• [To do]
Tally the lines containing the word "Fragm" and give the total alone.

• [Data supplied]
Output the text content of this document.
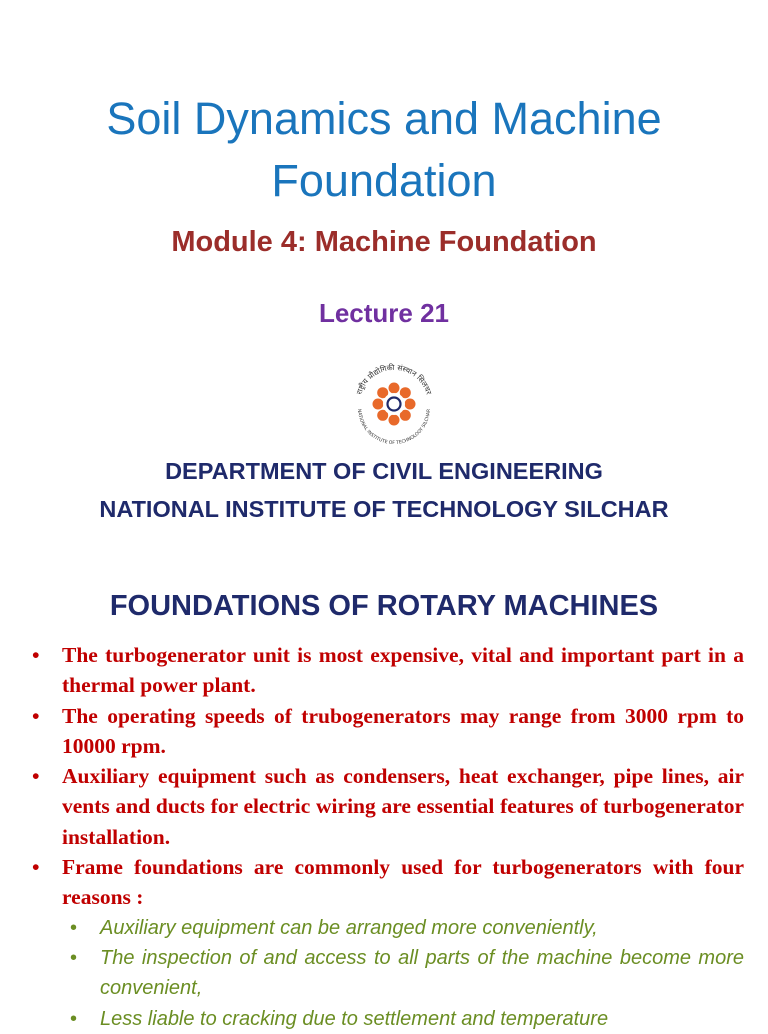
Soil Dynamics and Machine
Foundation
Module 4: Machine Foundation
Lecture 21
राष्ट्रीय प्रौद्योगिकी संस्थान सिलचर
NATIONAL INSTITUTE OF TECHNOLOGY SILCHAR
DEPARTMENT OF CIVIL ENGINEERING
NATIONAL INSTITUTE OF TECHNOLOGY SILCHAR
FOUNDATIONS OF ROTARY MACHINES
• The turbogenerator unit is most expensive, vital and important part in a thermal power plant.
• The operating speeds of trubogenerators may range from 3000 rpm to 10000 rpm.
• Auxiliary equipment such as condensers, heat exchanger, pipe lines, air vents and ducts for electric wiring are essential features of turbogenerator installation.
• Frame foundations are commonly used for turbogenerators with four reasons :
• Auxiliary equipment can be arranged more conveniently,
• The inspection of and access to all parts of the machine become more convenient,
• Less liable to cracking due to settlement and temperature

...

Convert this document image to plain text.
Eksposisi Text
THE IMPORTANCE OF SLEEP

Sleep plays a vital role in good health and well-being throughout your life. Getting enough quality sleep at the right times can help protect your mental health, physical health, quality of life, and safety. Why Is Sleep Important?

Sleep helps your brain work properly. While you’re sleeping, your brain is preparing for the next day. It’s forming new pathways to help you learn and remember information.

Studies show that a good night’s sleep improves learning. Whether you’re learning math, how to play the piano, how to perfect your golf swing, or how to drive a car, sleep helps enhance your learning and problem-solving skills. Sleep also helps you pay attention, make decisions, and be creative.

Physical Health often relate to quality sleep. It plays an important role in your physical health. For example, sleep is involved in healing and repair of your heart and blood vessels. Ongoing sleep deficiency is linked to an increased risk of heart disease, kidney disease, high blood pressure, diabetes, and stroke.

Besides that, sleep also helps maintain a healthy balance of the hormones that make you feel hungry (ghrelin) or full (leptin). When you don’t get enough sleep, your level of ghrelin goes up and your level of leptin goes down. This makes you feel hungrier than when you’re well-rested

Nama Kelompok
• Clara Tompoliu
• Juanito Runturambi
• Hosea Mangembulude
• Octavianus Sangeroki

* * *

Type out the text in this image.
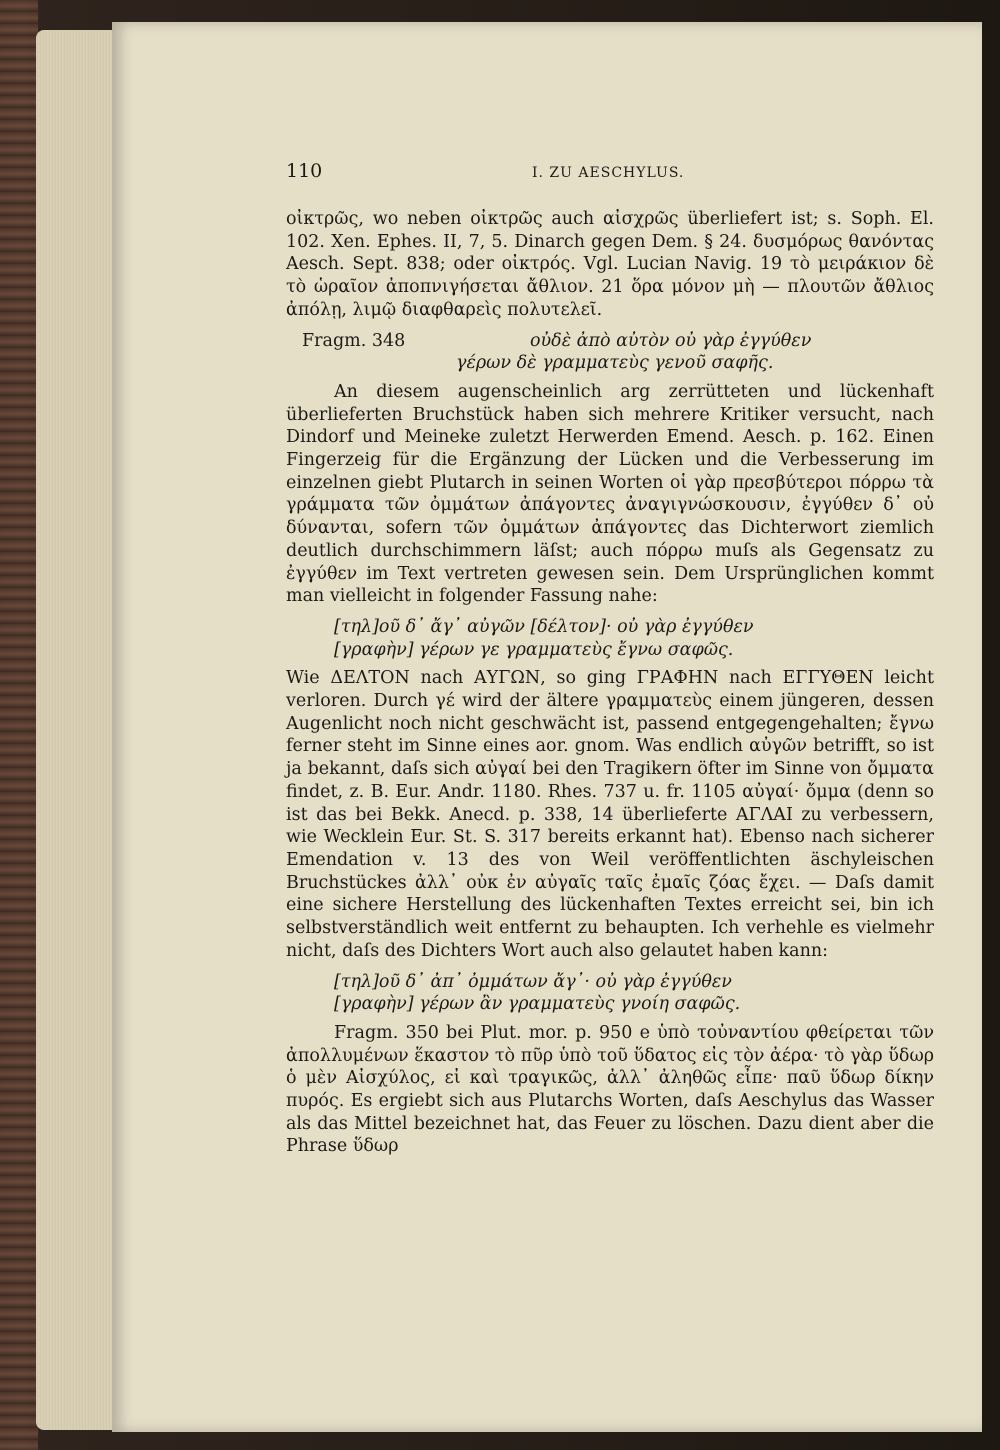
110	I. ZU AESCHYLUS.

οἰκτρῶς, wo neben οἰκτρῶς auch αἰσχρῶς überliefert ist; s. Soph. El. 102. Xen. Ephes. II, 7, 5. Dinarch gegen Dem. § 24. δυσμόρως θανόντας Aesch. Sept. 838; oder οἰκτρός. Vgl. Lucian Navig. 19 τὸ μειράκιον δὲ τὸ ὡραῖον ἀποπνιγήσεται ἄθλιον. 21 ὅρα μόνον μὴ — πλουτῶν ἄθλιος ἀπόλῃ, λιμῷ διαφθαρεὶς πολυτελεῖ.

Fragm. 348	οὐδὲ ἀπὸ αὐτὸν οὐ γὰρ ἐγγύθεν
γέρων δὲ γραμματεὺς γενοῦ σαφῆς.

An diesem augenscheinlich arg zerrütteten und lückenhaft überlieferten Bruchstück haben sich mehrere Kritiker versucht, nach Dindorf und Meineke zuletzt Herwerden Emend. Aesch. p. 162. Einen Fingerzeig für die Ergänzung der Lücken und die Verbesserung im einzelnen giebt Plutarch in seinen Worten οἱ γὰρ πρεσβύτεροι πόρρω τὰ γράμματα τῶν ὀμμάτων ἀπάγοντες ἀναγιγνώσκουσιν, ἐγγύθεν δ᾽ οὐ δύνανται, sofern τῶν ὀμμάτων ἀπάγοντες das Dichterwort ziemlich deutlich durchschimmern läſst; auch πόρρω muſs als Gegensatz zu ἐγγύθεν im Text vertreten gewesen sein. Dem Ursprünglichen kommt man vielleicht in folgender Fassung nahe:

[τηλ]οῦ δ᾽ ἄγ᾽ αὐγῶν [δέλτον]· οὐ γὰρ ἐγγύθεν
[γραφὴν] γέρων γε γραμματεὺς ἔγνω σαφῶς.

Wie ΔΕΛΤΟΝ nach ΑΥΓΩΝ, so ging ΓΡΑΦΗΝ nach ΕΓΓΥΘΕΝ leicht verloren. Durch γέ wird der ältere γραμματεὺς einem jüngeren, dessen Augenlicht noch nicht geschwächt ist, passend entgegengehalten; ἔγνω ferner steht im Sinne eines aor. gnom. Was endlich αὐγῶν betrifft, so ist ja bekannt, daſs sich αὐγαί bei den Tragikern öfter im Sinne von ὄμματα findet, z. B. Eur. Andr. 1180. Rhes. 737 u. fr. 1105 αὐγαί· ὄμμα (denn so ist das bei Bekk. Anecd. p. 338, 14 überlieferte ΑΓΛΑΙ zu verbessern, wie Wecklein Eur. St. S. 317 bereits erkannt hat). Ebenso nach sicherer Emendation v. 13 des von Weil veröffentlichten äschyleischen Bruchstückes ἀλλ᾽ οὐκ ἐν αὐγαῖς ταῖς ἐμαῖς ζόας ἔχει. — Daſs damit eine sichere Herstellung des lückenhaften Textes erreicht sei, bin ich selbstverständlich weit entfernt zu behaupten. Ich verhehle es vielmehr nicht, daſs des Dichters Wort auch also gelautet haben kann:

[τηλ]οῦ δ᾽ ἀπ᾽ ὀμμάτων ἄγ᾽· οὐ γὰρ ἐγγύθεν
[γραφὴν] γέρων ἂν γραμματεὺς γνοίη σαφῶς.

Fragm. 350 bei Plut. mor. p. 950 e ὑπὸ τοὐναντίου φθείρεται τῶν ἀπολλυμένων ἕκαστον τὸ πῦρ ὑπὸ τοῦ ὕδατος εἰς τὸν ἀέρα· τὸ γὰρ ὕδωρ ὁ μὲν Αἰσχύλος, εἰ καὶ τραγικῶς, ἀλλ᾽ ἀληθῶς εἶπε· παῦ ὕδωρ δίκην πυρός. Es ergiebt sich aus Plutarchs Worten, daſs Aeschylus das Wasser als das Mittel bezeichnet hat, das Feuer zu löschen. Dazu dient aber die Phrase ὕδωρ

• [Final answer]
2